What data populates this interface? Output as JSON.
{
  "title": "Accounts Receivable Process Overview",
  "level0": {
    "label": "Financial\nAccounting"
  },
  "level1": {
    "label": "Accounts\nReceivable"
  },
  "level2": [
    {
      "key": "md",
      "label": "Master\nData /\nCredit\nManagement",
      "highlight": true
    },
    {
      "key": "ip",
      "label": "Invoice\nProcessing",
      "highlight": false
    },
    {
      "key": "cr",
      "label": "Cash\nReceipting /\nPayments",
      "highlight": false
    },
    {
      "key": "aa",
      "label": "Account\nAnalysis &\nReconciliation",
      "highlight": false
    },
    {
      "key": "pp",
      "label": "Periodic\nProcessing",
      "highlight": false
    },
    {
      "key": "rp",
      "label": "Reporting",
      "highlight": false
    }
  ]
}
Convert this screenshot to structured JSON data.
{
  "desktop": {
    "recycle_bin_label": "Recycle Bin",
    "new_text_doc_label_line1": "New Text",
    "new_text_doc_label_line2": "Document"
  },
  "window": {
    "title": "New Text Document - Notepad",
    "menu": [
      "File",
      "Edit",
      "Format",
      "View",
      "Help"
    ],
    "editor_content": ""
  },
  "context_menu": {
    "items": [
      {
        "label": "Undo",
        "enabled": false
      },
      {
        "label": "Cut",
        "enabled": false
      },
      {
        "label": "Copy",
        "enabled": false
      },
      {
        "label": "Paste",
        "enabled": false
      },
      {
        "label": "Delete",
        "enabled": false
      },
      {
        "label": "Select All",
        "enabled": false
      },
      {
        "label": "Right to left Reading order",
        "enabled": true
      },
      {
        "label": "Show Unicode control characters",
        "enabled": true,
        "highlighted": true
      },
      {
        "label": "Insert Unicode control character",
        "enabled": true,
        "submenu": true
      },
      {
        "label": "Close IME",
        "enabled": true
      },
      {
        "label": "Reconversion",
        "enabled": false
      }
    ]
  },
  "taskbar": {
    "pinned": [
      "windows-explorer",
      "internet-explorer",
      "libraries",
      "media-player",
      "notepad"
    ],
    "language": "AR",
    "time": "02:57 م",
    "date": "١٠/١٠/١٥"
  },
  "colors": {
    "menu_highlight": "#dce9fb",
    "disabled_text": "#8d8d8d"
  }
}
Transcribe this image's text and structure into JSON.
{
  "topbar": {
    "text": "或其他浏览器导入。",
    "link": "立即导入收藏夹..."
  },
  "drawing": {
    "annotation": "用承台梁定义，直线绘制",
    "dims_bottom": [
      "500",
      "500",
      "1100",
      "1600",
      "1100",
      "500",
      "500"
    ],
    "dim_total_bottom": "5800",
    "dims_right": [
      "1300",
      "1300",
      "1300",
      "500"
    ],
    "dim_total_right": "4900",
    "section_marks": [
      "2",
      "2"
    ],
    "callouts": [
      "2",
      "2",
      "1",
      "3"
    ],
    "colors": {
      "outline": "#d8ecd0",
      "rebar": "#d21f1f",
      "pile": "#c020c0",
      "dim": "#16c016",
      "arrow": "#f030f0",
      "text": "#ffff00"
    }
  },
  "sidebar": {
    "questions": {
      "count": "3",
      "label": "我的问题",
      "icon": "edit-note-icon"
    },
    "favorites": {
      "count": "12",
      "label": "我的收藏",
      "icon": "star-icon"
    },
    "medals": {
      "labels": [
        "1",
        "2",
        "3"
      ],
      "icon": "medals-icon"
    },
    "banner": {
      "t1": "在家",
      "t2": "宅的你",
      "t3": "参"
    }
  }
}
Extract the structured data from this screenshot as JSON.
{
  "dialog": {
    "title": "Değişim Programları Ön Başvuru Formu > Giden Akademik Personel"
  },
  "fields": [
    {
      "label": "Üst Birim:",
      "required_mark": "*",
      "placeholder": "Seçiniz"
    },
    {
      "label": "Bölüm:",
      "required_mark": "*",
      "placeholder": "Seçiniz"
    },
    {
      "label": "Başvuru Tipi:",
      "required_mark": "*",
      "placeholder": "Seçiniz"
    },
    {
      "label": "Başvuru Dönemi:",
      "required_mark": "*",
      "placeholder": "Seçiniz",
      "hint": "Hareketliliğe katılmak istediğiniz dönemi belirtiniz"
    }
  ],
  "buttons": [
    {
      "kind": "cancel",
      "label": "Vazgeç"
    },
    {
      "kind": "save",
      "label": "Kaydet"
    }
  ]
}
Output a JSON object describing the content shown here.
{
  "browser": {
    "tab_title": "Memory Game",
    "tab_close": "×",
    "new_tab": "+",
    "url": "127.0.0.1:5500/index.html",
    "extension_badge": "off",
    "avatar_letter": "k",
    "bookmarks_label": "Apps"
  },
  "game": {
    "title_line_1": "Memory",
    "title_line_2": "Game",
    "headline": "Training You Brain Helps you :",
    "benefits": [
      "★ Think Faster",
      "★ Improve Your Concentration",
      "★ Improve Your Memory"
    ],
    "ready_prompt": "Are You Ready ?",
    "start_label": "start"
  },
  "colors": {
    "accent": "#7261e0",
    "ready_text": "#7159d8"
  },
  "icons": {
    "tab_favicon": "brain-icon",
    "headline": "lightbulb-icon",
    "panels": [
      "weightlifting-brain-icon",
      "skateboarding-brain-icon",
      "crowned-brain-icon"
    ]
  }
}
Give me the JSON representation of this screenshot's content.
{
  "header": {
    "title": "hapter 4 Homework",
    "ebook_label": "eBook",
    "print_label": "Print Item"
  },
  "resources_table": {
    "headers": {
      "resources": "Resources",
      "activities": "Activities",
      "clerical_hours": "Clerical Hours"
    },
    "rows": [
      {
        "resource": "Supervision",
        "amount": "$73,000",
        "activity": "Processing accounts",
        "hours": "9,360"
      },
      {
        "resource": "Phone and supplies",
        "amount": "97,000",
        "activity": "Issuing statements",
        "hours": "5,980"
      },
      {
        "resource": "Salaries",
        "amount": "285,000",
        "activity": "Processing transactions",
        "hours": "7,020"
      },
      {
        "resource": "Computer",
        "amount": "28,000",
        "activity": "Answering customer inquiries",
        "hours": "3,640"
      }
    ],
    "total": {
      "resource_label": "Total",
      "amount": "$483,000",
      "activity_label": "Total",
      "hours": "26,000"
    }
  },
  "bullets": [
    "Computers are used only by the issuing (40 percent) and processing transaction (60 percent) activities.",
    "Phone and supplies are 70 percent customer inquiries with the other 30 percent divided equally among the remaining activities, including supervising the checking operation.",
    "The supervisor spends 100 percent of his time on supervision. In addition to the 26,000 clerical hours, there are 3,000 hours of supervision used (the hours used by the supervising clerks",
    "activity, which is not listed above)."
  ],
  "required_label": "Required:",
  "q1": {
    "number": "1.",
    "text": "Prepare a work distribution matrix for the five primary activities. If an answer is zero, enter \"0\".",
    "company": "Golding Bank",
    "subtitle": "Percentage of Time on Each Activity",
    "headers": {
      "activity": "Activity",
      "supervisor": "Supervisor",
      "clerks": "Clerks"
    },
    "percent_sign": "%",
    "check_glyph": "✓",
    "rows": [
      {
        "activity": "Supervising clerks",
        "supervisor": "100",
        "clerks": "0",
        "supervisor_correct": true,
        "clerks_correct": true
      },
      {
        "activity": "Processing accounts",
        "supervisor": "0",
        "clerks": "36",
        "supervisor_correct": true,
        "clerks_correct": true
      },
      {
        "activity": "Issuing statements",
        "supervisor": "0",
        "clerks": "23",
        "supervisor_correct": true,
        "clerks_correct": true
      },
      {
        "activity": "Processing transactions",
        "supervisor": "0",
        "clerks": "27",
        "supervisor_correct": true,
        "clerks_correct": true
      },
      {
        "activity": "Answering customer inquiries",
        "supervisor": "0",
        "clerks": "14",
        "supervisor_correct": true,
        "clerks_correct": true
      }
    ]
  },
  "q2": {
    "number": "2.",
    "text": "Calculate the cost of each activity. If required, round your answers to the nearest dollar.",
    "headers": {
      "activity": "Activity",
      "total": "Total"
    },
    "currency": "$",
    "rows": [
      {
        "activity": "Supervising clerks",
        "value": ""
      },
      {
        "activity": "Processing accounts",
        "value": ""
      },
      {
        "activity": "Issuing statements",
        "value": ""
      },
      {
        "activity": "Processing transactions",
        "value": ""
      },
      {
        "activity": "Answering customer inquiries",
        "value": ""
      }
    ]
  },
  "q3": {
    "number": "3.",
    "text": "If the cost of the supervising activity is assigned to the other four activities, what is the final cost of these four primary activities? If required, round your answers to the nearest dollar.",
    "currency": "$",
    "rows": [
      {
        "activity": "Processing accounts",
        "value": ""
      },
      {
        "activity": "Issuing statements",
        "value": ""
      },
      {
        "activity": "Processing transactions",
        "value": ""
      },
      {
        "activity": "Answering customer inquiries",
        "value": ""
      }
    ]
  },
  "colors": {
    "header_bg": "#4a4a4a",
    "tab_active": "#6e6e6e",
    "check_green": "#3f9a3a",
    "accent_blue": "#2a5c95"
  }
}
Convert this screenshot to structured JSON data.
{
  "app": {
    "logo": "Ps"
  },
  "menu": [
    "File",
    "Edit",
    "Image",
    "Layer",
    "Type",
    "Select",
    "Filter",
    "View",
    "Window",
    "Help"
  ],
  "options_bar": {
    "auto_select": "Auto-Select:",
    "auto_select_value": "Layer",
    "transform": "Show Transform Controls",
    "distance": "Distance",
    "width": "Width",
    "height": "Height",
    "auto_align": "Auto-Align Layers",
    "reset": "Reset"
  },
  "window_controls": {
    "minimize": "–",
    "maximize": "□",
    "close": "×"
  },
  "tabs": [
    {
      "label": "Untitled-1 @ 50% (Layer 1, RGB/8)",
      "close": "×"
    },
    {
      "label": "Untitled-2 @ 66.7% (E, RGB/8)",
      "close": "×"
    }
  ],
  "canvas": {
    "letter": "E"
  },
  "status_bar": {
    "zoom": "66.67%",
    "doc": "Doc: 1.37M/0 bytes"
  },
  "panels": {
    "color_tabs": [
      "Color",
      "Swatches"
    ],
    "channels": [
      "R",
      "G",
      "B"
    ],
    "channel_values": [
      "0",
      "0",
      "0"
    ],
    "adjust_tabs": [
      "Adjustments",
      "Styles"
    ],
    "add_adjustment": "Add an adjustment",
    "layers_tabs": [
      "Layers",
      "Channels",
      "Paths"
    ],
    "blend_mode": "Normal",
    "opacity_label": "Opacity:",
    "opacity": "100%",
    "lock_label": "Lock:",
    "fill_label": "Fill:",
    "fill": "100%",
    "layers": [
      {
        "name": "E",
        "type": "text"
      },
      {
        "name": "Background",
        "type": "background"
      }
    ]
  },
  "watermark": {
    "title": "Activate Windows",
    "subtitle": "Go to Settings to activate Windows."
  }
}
==================================================
• **Task to complete**: Look above for every line with the word "Untitled" and copy it.

• **Solution**:
      "label": "Untitled-1 @ 50% (Layer 1, RGB/8)",
      "label": "Untitled-2 @ 66.7% (E, RGB/8)",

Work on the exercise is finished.